Collected data entries:
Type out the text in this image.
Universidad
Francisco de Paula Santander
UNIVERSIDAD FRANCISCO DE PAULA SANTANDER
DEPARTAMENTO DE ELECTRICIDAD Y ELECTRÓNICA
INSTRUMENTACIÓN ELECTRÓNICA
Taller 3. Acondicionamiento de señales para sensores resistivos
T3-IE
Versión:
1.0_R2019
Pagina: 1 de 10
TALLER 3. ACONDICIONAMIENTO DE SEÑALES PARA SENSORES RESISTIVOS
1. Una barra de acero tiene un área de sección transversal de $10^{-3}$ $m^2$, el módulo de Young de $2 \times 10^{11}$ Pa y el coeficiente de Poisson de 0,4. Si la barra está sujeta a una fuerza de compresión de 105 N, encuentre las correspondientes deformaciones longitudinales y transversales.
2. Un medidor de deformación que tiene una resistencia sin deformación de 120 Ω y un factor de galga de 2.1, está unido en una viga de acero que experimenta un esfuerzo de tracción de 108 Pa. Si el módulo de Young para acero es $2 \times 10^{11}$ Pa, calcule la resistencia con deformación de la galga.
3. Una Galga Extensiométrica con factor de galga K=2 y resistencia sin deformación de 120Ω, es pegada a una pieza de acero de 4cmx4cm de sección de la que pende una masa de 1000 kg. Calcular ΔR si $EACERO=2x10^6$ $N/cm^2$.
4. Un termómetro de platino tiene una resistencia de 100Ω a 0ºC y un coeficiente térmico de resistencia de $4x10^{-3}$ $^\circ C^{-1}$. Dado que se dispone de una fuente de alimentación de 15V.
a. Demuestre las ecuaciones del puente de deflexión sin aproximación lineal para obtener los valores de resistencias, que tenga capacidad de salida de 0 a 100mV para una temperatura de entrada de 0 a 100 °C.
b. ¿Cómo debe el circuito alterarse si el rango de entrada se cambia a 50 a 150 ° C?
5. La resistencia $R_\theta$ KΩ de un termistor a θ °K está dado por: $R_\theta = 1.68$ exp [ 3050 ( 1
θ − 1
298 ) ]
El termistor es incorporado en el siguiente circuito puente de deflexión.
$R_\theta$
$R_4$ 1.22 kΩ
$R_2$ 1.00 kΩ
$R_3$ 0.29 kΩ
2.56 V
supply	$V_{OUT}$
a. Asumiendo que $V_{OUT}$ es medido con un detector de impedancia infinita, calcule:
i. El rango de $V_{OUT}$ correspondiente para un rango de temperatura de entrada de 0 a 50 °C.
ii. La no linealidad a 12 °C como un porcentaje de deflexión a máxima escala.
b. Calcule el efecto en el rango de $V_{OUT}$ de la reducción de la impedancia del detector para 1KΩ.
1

» Written request
Return every line holding the word "detector" from the records.

» Result for this exercise
a. Asumiendo que $V_{OUT}$ es medido con un detector de impedancia infinita, calcule:
b. Calcule el efecto en el rango de $V_{OUT}$ de la reducción de la impedancia del detector para 1KΩ.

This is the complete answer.